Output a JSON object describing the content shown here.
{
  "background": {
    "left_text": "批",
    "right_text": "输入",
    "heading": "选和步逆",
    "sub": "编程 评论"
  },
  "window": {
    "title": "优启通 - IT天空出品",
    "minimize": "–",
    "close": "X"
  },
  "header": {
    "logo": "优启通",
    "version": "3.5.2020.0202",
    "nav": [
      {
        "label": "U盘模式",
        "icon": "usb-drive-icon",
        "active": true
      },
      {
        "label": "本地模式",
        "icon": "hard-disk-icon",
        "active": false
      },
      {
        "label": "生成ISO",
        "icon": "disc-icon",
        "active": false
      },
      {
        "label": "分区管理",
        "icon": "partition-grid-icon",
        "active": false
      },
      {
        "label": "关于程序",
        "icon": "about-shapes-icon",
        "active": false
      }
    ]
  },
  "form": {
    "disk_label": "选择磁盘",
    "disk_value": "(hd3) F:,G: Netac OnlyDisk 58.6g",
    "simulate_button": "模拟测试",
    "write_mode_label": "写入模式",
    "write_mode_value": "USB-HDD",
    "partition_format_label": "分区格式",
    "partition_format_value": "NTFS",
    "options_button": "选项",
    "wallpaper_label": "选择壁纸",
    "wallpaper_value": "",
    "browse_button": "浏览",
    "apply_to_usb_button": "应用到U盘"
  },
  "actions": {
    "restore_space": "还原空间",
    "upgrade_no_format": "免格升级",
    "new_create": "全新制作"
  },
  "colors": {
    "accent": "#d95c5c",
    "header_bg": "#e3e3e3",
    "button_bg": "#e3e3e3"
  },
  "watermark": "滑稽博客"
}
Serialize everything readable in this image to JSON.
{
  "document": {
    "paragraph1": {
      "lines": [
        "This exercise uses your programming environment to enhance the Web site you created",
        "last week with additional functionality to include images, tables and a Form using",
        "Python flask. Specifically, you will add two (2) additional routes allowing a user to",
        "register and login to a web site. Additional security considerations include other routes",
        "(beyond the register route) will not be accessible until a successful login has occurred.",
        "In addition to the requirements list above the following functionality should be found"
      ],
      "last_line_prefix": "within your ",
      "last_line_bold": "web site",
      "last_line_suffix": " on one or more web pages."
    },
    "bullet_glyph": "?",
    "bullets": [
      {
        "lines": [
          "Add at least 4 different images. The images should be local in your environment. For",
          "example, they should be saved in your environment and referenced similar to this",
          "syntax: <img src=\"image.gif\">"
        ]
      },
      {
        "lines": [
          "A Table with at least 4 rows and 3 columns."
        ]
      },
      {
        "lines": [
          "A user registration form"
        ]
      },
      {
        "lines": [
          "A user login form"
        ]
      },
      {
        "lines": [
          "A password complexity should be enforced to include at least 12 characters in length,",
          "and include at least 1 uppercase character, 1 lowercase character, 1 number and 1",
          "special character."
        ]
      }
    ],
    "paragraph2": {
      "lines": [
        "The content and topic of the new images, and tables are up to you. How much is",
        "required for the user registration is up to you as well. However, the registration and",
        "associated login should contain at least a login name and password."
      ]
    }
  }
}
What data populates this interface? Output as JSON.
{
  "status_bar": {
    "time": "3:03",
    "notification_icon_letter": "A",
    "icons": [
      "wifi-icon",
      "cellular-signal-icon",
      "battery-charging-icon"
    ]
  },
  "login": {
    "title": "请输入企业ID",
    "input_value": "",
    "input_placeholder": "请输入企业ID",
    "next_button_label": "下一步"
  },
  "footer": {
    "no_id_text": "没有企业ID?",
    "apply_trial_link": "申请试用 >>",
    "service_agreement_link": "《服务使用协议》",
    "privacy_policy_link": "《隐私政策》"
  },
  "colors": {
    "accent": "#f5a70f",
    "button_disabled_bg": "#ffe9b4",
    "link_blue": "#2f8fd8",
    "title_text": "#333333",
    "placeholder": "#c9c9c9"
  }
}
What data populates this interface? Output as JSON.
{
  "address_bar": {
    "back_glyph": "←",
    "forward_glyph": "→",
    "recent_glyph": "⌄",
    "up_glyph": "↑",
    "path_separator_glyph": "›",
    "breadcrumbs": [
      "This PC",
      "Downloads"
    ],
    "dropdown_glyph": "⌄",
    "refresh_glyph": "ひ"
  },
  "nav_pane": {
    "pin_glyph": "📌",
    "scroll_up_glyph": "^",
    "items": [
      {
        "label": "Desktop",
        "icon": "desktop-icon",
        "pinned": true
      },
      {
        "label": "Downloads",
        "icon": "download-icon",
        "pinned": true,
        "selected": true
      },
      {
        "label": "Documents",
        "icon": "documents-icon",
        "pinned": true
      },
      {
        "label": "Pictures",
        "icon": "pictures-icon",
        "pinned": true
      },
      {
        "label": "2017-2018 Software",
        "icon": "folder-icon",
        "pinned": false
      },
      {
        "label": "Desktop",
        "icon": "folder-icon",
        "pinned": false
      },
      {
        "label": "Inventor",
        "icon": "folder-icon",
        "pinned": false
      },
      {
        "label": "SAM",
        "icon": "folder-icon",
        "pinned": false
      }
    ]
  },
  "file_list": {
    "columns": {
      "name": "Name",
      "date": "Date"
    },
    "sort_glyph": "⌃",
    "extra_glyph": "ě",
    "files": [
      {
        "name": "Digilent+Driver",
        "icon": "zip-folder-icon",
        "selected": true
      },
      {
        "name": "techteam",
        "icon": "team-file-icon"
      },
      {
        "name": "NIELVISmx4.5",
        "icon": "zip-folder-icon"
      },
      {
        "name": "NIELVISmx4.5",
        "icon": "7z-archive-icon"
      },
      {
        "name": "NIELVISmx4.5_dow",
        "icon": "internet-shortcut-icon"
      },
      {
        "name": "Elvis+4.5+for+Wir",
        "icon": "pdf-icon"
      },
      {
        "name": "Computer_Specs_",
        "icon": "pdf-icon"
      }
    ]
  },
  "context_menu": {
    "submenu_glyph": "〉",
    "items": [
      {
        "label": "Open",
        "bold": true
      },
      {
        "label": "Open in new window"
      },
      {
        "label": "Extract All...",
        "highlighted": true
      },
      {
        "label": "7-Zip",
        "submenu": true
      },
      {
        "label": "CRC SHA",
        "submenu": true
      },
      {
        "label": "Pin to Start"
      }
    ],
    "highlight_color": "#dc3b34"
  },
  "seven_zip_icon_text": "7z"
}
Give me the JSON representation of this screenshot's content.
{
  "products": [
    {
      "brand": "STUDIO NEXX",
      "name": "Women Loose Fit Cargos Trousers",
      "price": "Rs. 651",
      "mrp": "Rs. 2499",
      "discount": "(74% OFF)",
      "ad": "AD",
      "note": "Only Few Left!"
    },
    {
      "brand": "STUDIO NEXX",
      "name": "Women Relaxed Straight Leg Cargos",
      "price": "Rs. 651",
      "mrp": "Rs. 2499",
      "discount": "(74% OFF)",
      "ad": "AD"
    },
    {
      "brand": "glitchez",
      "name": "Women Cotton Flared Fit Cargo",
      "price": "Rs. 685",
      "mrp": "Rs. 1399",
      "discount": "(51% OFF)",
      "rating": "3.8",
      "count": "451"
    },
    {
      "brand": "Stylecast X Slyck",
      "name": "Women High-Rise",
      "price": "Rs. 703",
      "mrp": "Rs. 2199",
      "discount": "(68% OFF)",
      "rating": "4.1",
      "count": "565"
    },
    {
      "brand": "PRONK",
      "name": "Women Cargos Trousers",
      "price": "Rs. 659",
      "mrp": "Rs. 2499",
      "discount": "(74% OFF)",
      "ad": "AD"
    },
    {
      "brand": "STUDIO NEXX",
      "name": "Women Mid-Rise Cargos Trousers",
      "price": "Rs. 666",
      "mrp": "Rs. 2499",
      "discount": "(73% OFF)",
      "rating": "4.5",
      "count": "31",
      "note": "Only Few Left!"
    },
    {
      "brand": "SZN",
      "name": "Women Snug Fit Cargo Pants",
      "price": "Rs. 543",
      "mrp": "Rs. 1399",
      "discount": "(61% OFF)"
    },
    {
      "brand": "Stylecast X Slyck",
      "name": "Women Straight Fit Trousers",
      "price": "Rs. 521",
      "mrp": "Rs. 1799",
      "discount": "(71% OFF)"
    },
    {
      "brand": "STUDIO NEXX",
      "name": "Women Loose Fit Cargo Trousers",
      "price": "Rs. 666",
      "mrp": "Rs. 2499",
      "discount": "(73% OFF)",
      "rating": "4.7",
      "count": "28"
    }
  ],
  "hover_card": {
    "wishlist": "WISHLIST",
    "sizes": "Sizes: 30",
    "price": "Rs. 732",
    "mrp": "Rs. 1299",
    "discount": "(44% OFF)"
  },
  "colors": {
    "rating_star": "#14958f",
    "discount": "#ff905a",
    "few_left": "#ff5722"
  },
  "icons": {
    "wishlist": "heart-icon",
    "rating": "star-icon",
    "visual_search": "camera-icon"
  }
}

* [Stated problem]
Look through the data above. Each line containing the word "discount" needs to be copied.

* [The reply]
      "discount": "(74% OFF)",
      "discount": "(74% OFF)",
      "discount": "(51% OFF)",
      "discount": "(68% OFF)",
      "discount": "(74% OFF)",
      "discount": "(73% OFF)",
      "discount": "(61% OFF)"
      "discount": "(71% OFF)"
      "discount": "(73% OFF)",
    "discount": "(44% OFF)"
    "discount": "#ff905a",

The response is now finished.